** Begin **
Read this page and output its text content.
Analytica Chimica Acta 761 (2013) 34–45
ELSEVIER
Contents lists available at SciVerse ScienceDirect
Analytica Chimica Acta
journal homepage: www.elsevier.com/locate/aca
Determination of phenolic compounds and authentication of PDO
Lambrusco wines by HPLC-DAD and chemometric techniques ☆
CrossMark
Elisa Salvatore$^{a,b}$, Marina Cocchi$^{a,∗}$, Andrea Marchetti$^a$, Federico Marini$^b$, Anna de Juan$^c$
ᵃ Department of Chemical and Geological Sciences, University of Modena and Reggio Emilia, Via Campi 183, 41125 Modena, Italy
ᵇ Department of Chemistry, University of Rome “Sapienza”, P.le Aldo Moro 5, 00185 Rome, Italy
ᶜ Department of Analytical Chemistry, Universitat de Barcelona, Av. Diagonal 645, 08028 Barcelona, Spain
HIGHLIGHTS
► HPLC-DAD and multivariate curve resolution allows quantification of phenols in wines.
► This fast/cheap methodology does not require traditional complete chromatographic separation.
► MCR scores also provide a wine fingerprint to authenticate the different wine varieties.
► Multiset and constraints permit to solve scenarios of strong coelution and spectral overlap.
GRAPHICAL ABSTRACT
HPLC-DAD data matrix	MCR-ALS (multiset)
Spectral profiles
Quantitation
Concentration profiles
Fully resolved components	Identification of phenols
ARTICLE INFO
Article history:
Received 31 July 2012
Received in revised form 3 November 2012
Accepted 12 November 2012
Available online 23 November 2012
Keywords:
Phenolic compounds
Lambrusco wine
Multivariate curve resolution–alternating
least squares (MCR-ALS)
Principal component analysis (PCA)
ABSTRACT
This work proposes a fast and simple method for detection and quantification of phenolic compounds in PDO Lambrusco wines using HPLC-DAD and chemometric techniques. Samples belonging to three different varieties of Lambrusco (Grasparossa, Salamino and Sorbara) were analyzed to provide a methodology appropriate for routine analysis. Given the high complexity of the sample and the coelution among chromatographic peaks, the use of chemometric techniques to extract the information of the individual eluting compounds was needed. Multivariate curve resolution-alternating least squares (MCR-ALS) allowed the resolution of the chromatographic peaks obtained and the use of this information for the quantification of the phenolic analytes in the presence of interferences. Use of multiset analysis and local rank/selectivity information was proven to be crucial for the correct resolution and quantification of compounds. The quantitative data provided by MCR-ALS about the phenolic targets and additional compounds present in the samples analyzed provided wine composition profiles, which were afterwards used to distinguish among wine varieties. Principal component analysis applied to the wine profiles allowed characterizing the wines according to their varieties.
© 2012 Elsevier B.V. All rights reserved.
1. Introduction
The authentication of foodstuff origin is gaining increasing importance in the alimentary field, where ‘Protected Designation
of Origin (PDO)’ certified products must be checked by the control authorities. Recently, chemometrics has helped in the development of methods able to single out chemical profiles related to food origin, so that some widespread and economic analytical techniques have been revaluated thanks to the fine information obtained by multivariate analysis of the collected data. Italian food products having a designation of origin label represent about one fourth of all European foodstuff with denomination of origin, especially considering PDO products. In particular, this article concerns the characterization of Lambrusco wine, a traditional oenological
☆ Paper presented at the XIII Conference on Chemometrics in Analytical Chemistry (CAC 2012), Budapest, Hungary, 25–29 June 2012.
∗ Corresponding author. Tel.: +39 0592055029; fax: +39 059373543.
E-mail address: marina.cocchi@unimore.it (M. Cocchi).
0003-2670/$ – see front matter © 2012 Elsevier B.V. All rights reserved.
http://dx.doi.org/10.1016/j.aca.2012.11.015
** End **
*What you should do*. Go through the material and select each line with the string "University" in it.

*Answer for this exercise*.
ᵃ Department of Chemical and Geological Sciences, University of Modena and Reggio Emilia, Via Campi 183, 41125 Modena, Italy
ᵇ Department of Chemistry, University of Rome “Sapienza”, P.le Aldo Moro 5, 00185 Rome, Italy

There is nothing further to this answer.